**GIVEN INSTRUCTION 1**
Decide whether each statement below agrees with the tax regulation excerpt. Answer yes or no for each and quote the deciding words from the tax regulation excerpt.
(a) Outside certain section 368(a)(1)(F) reorganizations, the transferor corporation's taxable year ends at the close of the date of transfer.
(b) The tax regulation excerpt reflects a revision as of April 1, 2005.
(c) The tax regulation excerpt comes from Volume 4 of Title 26.
**GIVEN INSTRUCTION 2**
Using the tax regulation excerpt, answer each question, one per line:
(a) Which chapter of Title 26 does it fall under?
(b) On what pages does it appear?
(c) For certain section 368(a)(1)(F) reorganizations involving a foreign corporation, after what date does the cross-reference apply?
**GIVEN INSTRUCTION 3**
Write the next part of the tax regulation excerpt on corporate acquisition carryovers, starting after its last sentence.

── SOURCE DOCUMENT

[Code of Federal Regulations]
[Title 26, Volume 4]
[Revised as of April 1, 2004]
From the U.S. Government Printing Office via GPO Access
[CITE: 26CFR1.381(b)-1]

[Page 361-362]
 
                       TITLE 26--INTERNAL REVENUE
 
    CHAPTER I--INTERNAL REVENUE SERVICE, DEPARTMENT OF THE TREASURY 
                               (CONTINUED)
 
PART 1_INCOME TAXES--Table of Contents
 
Sec. 1.381(b)-1  Operating rules applicable to carryovers in certain 
corporate acquisitions.

    (a) Closing of taxable year--(1) In general. Except in the case of 
certain reorganizations qualifying under section 368(a)(1)(F), the 
taxable year of the distributor or transferor corporation shall end with 
the close of the date of distribution or transfer. With regard to the 
closing of the taxable year of the transferor corporation in certain 
reorganizations under section 368(a)(1)(F) involving a foreign 
corporation after December 31, 1986, see Sec. Sec. 1.367(a)-1T(e) and 
1.367(b)-2(f).

────
── DATA EXTRACT

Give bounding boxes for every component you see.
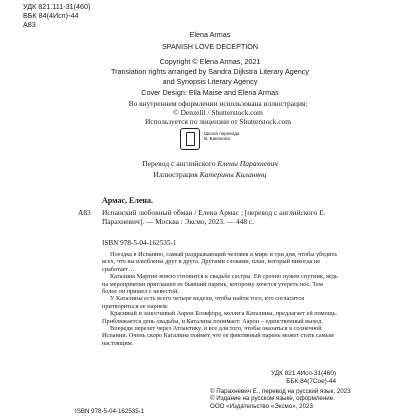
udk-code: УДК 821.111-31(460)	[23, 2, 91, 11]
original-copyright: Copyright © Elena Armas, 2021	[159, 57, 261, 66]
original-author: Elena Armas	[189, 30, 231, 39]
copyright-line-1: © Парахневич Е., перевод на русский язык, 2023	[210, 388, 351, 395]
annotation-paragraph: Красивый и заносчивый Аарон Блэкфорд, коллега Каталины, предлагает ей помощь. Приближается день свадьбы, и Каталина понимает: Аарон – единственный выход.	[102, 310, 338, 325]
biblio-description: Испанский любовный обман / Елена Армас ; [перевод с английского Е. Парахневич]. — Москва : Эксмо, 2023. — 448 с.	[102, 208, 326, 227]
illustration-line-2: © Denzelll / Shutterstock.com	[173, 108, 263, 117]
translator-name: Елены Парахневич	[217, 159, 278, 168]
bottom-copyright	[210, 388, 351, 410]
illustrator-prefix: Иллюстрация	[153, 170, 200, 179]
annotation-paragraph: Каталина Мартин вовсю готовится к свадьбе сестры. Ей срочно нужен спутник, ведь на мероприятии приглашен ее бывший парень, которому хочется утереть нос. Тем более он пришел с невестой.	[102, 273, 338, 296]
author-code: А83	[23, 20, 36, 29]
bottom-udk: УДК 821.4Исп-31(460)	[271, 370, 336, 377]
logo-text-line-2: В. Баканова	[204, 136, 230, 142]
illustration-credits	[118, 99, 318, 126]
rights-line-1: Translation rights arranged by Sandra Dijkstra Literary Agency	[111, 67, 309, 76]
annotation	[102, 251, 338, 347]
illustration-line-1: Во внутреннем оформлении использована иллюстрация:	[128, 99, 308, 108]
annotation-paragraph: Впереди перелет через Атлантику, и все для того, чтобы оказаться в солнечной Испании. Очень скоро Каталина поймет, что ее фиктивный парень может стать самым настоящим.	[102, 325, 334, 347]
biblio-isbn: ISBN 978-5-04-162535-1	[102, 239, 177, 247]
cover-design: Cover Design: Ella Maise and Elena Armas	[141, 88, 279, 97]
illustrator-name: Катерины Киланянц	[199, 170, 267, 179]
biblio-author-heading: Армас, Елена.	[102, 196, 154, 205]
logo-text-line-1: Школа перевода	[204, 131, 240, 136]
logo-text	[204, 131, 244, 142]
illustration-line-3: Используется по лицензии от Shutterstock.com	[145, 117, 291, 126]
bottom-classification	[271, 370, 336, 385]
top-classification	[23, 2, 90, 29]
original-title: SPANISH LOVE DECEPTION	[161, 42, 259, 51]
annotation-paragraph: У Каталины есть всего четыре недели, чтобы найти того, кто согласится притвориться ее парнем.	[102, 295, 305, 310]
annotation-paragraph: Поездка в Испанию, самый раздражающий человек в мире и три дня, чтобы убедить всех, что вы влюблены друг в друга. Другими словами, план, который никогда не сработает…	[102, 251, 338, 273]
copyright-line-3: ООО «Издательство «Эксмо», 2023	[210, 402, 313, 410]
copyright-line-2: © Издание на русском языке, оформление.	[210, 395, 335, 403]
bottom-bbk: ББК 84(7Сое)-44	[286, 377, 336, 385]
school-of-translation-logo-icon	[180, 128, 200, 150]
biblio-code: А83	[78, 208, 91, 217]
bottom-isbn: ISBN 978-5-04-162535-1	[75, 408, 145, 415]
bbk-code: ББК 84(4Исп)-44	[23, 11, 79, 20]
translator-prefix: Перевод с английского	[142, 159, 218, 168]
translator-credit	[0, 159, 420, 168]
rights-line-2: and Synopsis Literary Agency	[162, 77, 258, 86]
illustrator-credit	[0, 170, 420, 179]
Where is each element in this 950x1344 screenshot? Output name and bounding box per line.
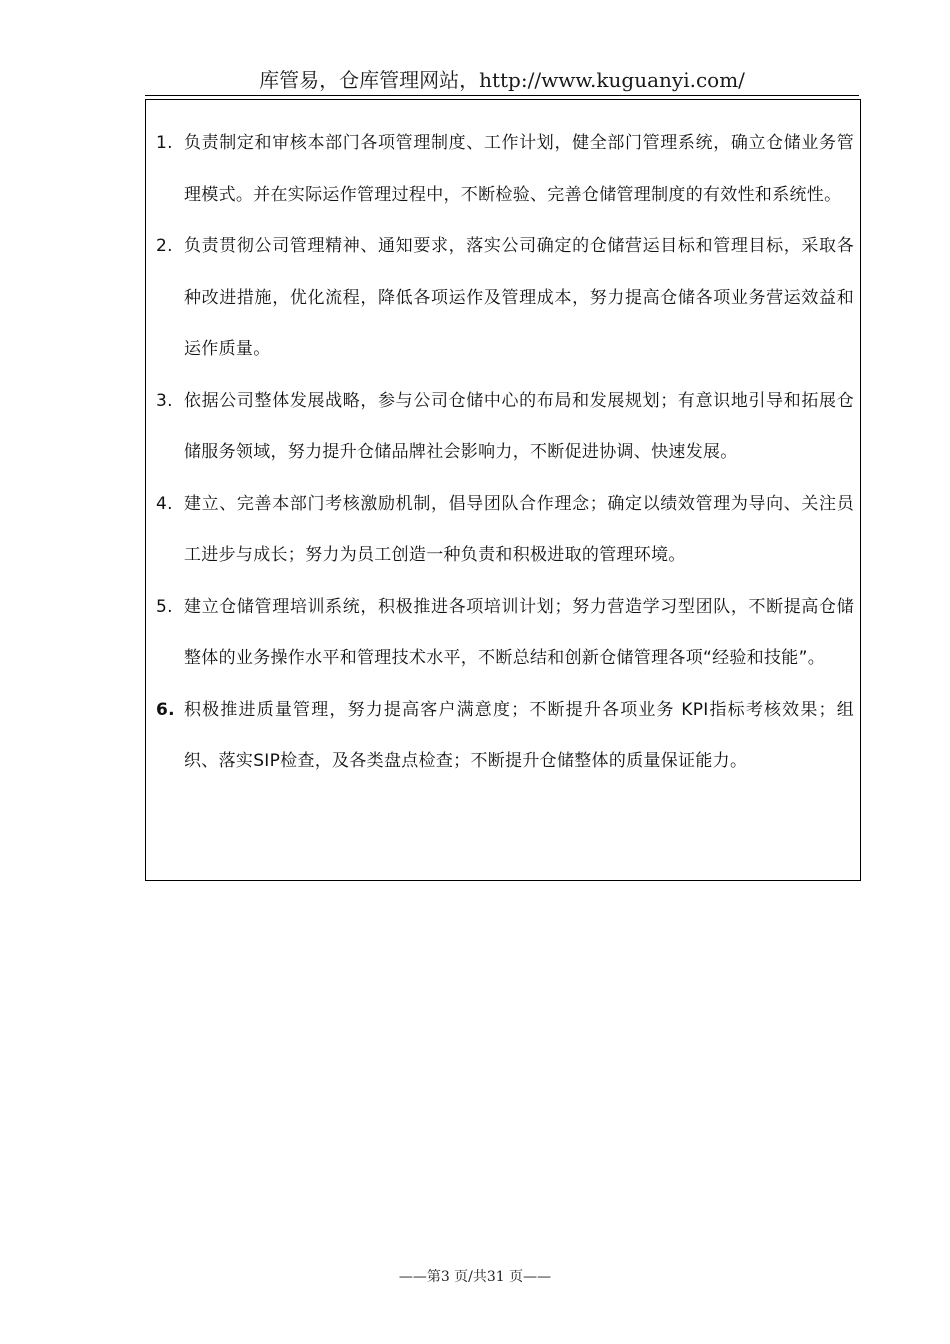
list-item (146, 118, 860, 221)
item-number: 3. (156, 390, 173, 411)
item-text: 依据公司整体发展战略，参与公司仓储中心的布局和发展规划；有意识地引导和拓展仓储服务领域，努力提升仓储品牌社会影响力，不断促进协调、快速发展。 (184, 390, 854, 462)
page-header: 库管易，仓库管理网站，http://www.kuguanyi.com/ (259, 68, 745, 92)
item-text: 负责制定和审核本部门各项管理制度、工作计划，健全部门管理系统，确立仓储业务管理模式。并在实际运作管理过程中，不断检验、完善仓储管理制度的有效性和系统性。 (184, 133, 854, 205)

────

**EXPECTED ANSWER 1**
(a) Yes: "the taxable year of the distributor or transferor corporation shall end with the close of the date of distribution or transfer"
(b) No: "Revised as of April 1, 2004"
(c) Yes: "Title 26, Volume 4"

**EXPECTED ANSWER 2**
(a) Chapter I, Internal Revenue Service, Department of the Treasury
(b) Pages 361-362
(c) December 31, 1986

**EXPECTED ANSWER 3**
    (2) Reorganizations under section 368(a)(1)(F). In the case of a 
reorganization qualifying under section 368(a)(1)(F) (whether or not 
such reorganization also qualifies under any other provision of section 
368(a)(1)), the acquiring corporation shall be treated (for purposes of 
section 381) just as the transferor corporation would have been treated 
if there had been no reorganization. Thus, the taxable year of the 
transferor corporation shall not end on the date of transfer merely 
because of the transfer; a net operating loss of the acquiring 
corporation for any taxable year ending after the date of transfer shall 
be carried back in accordance with section 172(b) in computing the 
taxable income of the transferor corporation for a taxable year ending 
before the date of transfer; and the tax attributes of the transferor 
corporation enumerated in section 381(c) shall be taken into account by 
the acquiring corporation as if there had been no reorganization.
    (b) Date of distribution or transfer. (1) The date of distribution 
or transfer shall be that day on which are distributed or transferred 
all those properties of the distributor or transferor corporation which 
are to be distributed or transferred pursuant to a liquidation or 
reorganization described in paragraph (b)(1) of Sec. 1.381(a)-1. If the 
distribution or transfer of all such properties is not made on one day, 
then, except as provided in subparagraph (2) of this paragraph, the date 
of distribution or transfer shall be that day on which the distribution 
or transfer of all such properties is completed.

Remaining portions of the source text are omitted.